## start

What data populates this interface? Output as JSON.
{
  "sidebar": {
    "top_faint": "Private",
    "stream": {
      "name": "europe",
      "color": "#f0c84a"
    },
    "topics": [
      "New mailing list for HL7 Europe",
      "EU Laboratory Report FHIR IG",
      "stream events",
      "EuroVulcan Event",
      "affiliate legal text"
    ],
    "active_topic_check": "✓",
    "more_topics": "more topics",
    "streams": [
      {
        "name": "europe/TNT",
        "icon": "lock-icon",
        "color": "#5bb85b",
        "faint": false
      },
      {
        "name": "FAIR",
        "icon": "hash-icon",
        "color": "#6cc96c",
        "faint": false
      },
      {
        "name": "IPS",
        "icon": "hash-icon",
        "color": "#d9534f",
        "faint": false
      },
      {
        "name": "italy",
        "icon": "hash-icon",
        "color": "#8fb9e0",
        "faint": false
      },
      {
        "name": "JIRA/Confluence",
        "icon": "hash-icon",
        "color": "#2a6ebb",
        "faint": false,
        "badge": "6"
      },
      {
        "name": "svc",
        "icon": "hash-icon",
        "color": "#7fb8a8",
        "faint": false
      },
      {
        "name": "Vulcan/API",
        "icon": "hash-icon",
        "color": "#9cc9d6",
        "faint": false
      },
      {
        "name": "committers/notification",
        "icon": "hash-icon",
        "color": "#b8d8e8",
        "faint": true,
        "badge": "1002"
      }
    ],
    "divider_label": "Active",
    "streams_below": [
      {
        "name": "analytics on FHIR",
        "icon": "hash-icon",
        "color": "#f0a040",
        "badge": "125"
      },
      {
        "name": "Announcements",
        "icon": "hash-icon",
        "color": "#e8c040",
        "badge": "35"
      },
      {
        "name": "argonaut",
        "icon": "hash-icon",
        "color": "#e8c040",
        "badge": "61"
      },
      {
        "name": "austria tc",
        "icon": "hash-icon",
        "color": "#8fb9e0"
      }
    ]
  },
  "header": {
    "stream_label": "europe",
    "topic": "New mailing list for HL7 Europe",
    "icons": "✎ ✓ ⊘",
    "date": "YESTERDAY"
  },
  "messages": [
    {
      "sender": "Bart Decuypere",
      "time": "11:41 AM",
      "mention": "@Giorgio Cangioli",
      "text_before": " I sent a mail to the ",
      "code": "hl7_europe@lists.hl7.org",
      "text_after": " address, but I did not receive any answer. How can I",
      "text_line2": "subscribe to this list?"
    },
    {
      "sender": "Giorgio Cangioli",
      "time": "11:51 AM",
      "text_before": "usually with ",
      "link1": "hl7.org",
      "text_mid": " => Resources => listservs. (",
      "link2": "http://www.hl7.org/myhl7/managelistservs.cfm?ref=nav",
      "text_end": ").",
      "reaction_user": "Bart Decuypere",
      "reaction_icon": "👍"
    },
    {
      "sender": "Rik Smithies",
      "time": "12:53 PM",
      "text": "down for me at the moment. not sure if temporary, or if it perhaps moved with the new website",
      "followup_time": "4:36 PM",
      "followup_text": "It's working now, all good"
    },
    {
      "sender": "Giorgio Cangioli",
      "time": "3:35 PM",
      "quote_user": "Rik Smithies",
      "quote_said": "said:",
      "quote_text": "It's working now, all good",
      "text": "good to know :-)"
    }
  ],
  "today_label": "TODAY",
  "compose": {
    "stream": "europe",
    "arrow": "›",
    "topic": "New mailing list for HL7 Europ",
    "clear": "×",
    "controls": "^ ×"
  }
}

## end

Requirements — Please reproduce every line of the material word for word.

Result —
What data populates this interface? Output as JSON.
{
  "sidebar": {
    "top_faint": "Private",
    "stream": {
      "name": "europe",
      "color": "#f0c84a"
    },
    "topics": [
      "New mailing list for HL7 Europe",
      "EU Laboratory Report FHIR IG",
      "stream events",
      "EuroVulcan Event",
      "affiliate legal text"
    ],
    "active_topic_check": "✓",
    "more_topics": "more topics",
    "streams": [
      {
        "name": "europe/TNT",
        "icon": "lock-icon",
        "color": "#5bb85b",
        "faint": false
      },
      {
        "name": "FAIR",
        "icon": "hash-icon",
        "color": "#6cc96c",
        "faint": false
      },
      {
        "name": "IPS",
        "icon": "hash-icon",
        "color": "#d9534f",
        "faint": false
      },
      {
        "name": "italy",
        "icon": "hash-icon",
        "color": "#8fb9e0",
        "faint": false
      },
      {
        "name": "JIRA/Confluence",
        "icon": "hash-icon",
        "color": "#2a6ebb",
        "faint": false,
        "badge": "6"
      },
      {
        "name": "svc",
        "icon": "hash-icon",
        "color": "#7fb8a8",
        "faint": false
      },
      {
        "name": "Vulcan/API",
        "icon": "hash-icon",
        "color": "#9cc9d6",
        "faint": false
      },
      {
        "name": "committers/notification",
        "icon": "hash-icon",
        "color": "#b8d8e8",
        "faint": true,
        "badge": "1002"
      }
    ],
    "divider_label": "Active",
    "streams_below": [
      {
        "name": "analytics on FHIR",
        "icon": "hash-icon",
        "color": "#f0a040",
        "badge": "125"
      },
      {
        "name": "Announcements",
        "icon": "hash-icon",
        "color": "#e8c040",
        "badge": "35"
      },
      {
        "name": "argonaut",
        "icon": "hash-icon",
        "color": "#e8c040",
        "badge": "61"
      },
      {
        "name": "austria tc",
        "icon": "hash-icon",
        "color": "#8fb9e0"
      }
    ]
  },
  "header": {
    "stream_label": "europe",
    "topic": "New mailing list for HL7 Europe",
    "icons": "✎ ✓ ⊘",
    "date": "YESTERDAY"
  },
  "messages": [
    {
      "sender": "Bart Decuypere",
      "time": "11:41 AM",
      "mention": "@Giorgio Cangioli",
      "text_before": " I sent a mail to the ",
      "code": "hl7_europe@lists.hl7.org",
      "text_after": " address, but I did not receive any answer. How can I",
      "text_line2": "subscribe to this list?"
    },
    {
      "sender": "Giorgio Cangioli",
      "time": "11:51 AM",
      "text_before": "usually with ",
      "link1": "hl7.org",
      "text_mid": " => Resources => listservs. (",
      "link2": "http://www.hl7.org/myhl7/managelistservs.cfm?ref=nav",
      "text_end": ").",
      "reaction_user": "Bart Decuypere",
      "reaction_icon": "👍"
    },
    {
      "sender": "Rik Smithies",
      "time": "12:53 PM",
      "text": "down for me at the moment. not sure if temporary, or if it perhaps moved with the new website",
      "followup_time": "4:36 PM",
      "followup_text": "It's working now, all good"
    },
    {
      "sender": "Giorgio Cangioli",
      "time": "3:35 PM",
      "quote_user": "Rik Smithies",
      "quote_said": "said:",
      "quote_text": "It's working now, all good",
      "text": "good to know :-)"
    }
  ],
  "today_label": "TODAY",
  "compose": {
    "stream": "europe",
    "arrow": "›",
    "topic": "New mailing list for HL7 Europ",
    "clear": "×",
    "controls": "^ ×"
  }
}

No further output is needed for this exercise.